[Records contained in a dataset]
-- Begin --

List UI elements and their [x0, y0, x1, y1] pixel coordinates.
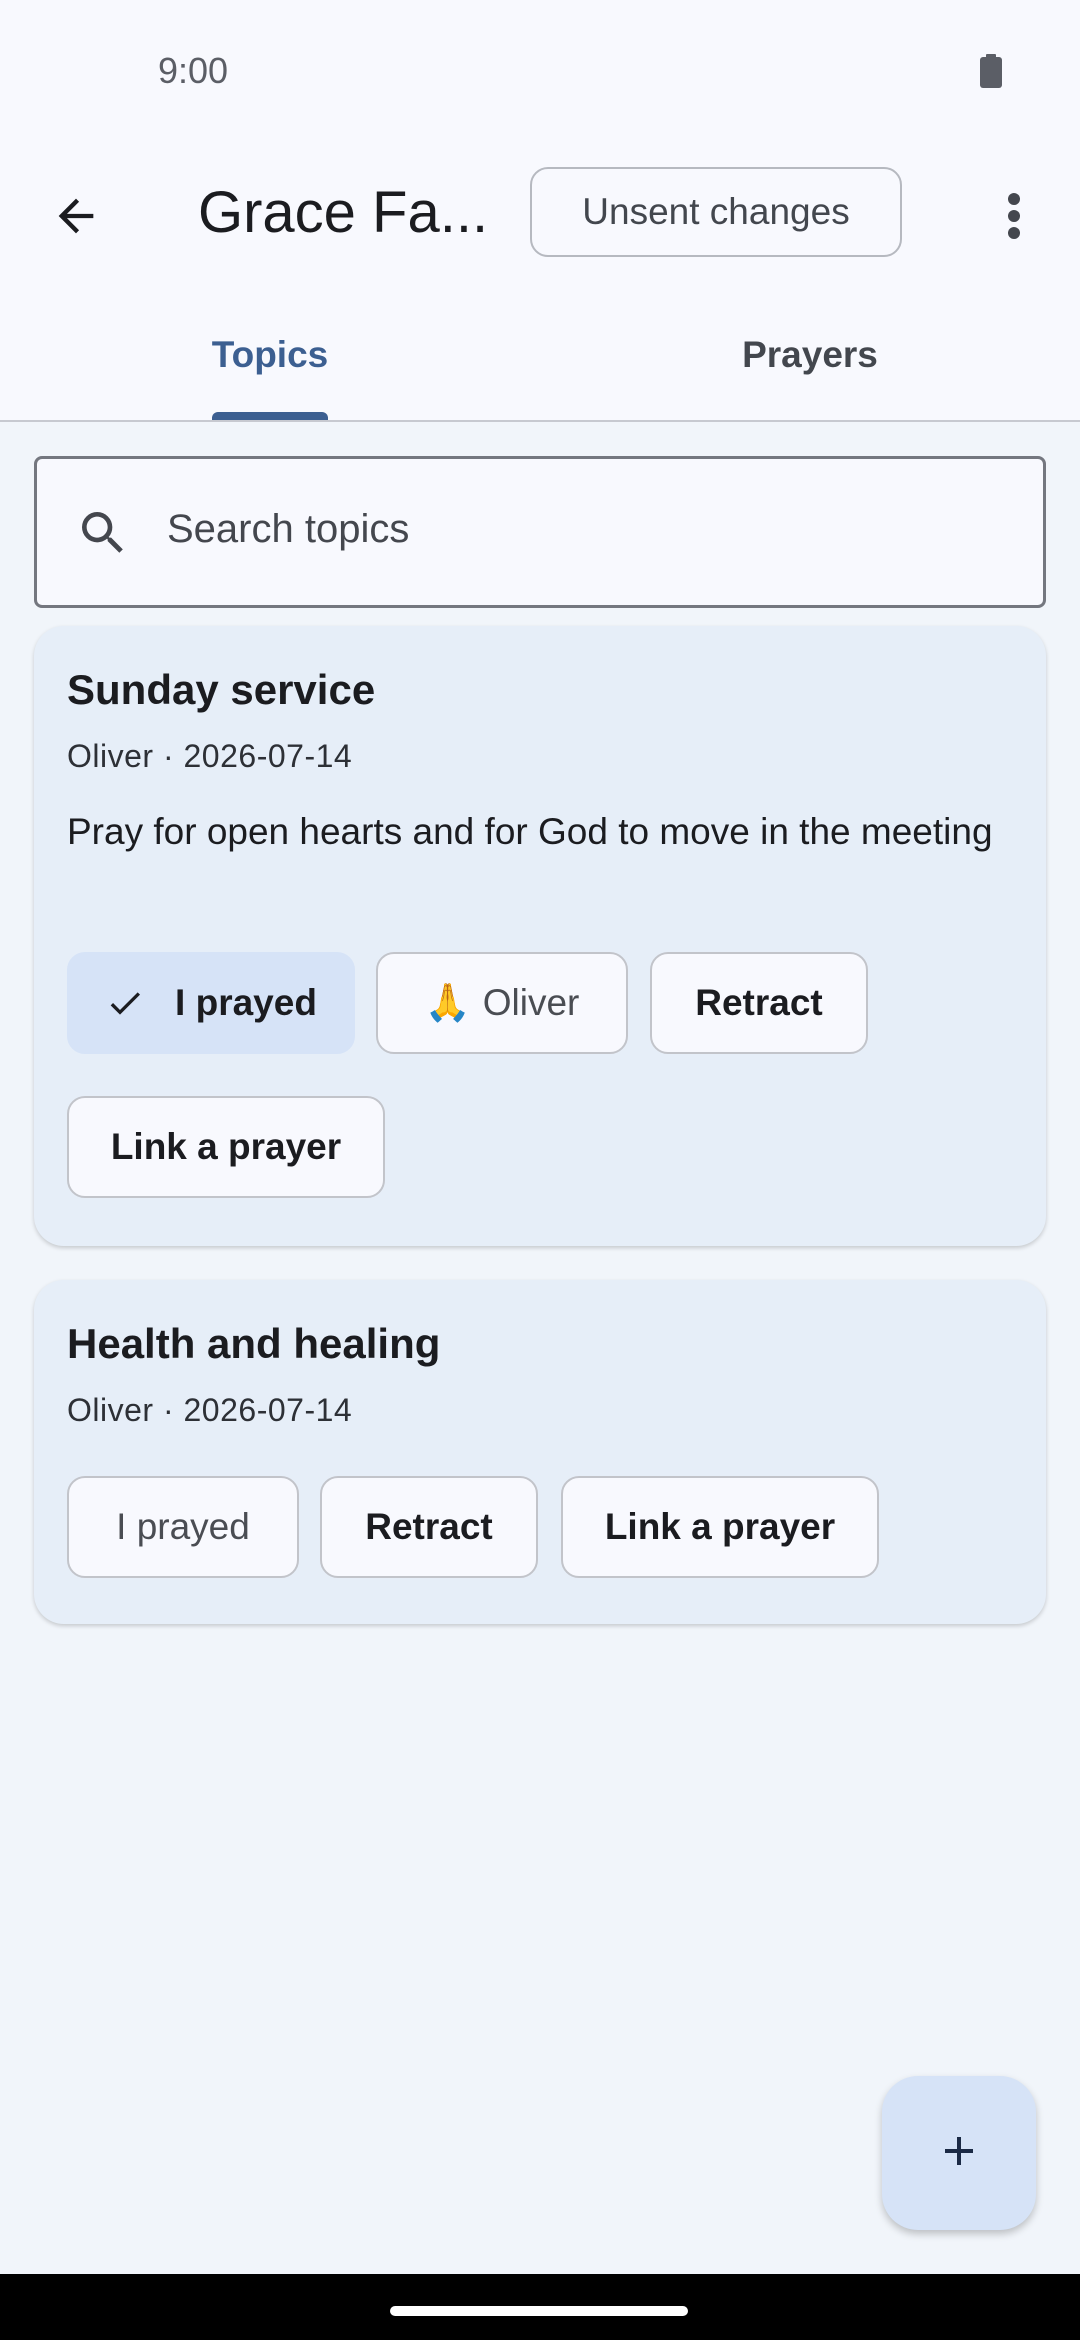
i-prayed-button[interactable]: I prayed — [67, 1476, 299, 1578]
back-button[interactable] — [34, 176, 118, 260]
arrow-back-icon — [50, 190, 102, 247]
unsent-changes-button[interactable]: Unsent changes — [530, 167, 902, 257]
status-bar: 9:00 — [0, 0, 1080, 140]
tab-divider — [0, 420, 1080, 422]
page-title: Grace Fa... — [198, 180, 489, 245]
check-icon — [105, 983, 145, 1023]
retract-button[interactable]: Retract — [320, 1476, 538, 1578]
tab-topics[interactable]: Topics — [0, 290, 540, 420]
search-icon — [75, 505, 131, 561]
search-input[interactable]: Search topics — [34, 456, 1046, 608]
tab-indicator — [212, 412, 328, 420]
home-indicator[interactable] — [390, 2306, 688, 2316]
topic-body: Pray for open hearts and for God to move… — [67, 811, 993, 852]
battery-full-icon — [980, 54, 1002, 88]
search-placeholder: Search topics — [167, 507, 410, 551]
retract-button[interactable]: Retract — [650, 952, 868, 1054]
i-prayed-label: I prayed — [175, 982, 317, 1023]
prayed-by-name: Oliver — [482, 982, 580, 1023]
more-options-button[interactable] — [972, 176, 1056, 260]
topic-title: Health and healing — [67, 1320, 441, 1367]
link-prayer-button[interactable]: Link a prayer — [67, 1096, 385, 1198]
tab-prayers[interactable]: Prayers — [540, 290, 1080, 420]
prayed-by-chip[interactable]: 🙏 Oliver — [376, 952, 628, 1054]
status-time: 9:00 — [158, 50, 229, 91]
topic-meta: Oliver · 2026-07-14 — [67, 1392, 353, 1428]
add-icon — [935, 2127, 983, 2180]
i-prayed-button[interactable]: I prayed — [67, 952, 355, 1054]
app-bar: Grace Fa... Unsent changes — [0, 150, 1080, 276]
topic-meta: Oliver · 2026-07-14 — [67, 738, 353, 774]
tab-bar: Topics Prayers — [0, 290, 1080, 422]
praying-hands-icon: 🙏 — [424, 981, 471, 1023]
topic-title: Sunday service — [67, 666, 376, 713]
more-vert-icon — [1007, 192, 1021, 245]
topic-card[interactable]: Health and healing Oliver · 2026-07-14 I… — [34, 1280, 1046, 1624]
add-topic-button[interactable] — [882, 2076, 1036, 2230]
topic-card[interactable]: Sunday service Oliver · 2026-07-14 Pray … — [34, 626, 1046, 1246]
link-prayer-button[interactable]: Link a prayer — [561, 1476, 879, 1578]
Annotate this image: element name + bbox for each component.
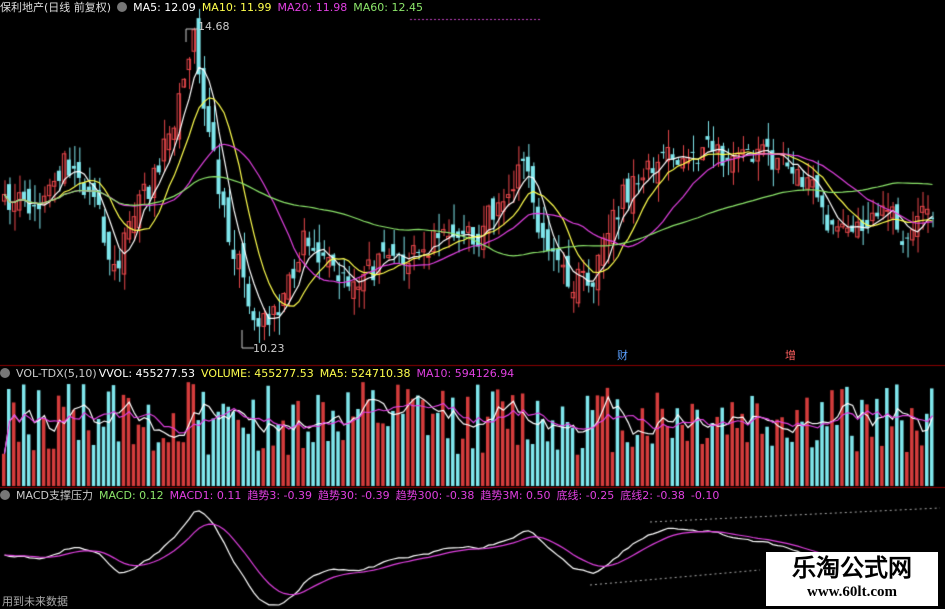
trend300-value: 趋势300: -0.38: [395, 489, 475, 502]
high-price-label: 14.68: [198, 20, 230, 33]
stock-chart-canvas[interactable]: [0, 0, 945, 609]
future-data-note: 用到未来数据: [2, 595, 68, 608]
kline-ma60: MA60: 12.45: [353, 1, 423, 14]
macd-indicator-name[interactable]: MACD支撑压力: [16, 489, 93, 502]
vol-ma5: MA5: 524710.38: [319, 367, 411, 380]
macd1-value: MACD1: 0.11: [169, 489, 242, 502]
volume-settings-icon[interactable]: [0, 368, 10, 378]
vol-vvol: VVOL: 455277.53: [98, 367, 196, 380]
kline-header: 保利地产(日线 前复权) MA5: 12.09 MA10: 11.99 MA20: 1…: [0, 1, 429, 15]
macd-settings-icon[interactable]: [0, 490, 10, 500]
watermark-url: www.60lt.com: [807, 584, 897, 600]
stock-name[interactable]: 保利地产(日线 前复权): [0, 1, 111, 14]
extra-value: -0.10: [690, 489, 720, 502]
kline-ma20: MA20: 11.98: [277, 1, 348, 14]
event-marker-finance[interactable]: 财: [617, 350, 628, 362]
vol-ma10: MA10: 594126.94: [416, 367, 515, 380]
vol-indicator-name[interactable]: VOL-TDX(5,10): [16, 367, 97, 380]
trend3-value: 趋势3: -0.39: [247, 489, 312, 502]
vol-volume: VOLUME: 455277.53: [201, 367, 314, 380]
bottom-value: 底线: -0.25: [556, 489, 615, 502]
event-marker-increase[interactable]: 增: [785, 350, 796, 362]
volume-header: VOL-TDX(5,10) VVOL: 455277.53 VOLUME: 4552…: [0, 367, 520, 381]
macd-value: MACD: 0.12: [98, 489, 164, 502]
kline-ma5: MA5: 12.09: [133, 1, 196, 14]
trend30-value: 趋势30: -0.39: [318, 489, 390, 502]
watermark-title: 乐淘公式网: [792, 553, 912, 582]
kline-ma10: MA10: 11.99: [201, 1, 272, 14]
watermark: 乐淘公式网 www.60lt.com: [766, 552, 938, 606]
low-price-label: 10.23: [253, 342, 285, 355]
bottom2-value: 底线2: -0.38: [620, 489, 685, 502]
trend3m-value: 趋势3M: 0.50: [480, 489, 551, 502]
macd-header: MACD支撑压力 MACD: 0.12 MACD1: 0.11 趋势3: -0.39 趋…: [0, 489, 725, 503]
settings-icon[interactable]: [117, 2, 128, 12]
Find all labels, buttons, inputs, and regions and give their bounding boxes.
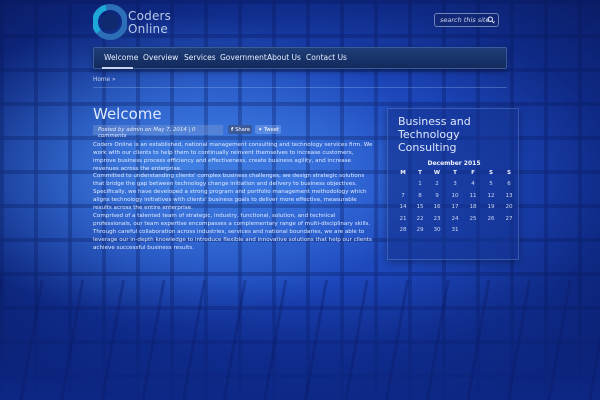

-- End --

WORK TO COMPLETE
Copy out the lines exactly as they appear, starting at the line containing "i-prayed-button[interactable]: I prayed — [67, 1476, 299, 1578]" and ending at the line containing "tab-indicator — [212, 412, 328, 420]", with both of those lines included.

PROBLEM SOLUTION
i-prayed-button[interactable]: I prayed — [67, 1476, 299, 1578]
back-button[interactable] — [34, 176, 118, 260]
arrow-back-icon — [50, 190, 102, 247]
unsent-changes-button[interactable]: Unsent changes — [530, 167, 902, 257]
status-bar: 9:00 — [0, 0, 1080, 140]
tab-divider — [0, 420, 1080, 422]
page-title: Grace Fa... — [198, 180, 489, 245]
check-icon — [105, 983, 145, 1023]
retract-button[interactable]: Retract — [320, 1476, 538, 1578]
tab-topics[interactable]: Topics — [0, 290, 540, 420]
search-icon — [75, 505, 131, 561]
search-input[interactable]: Search topics — [34, 456, 1046, 608]
tab-indicator — [212, 412, 328, 420]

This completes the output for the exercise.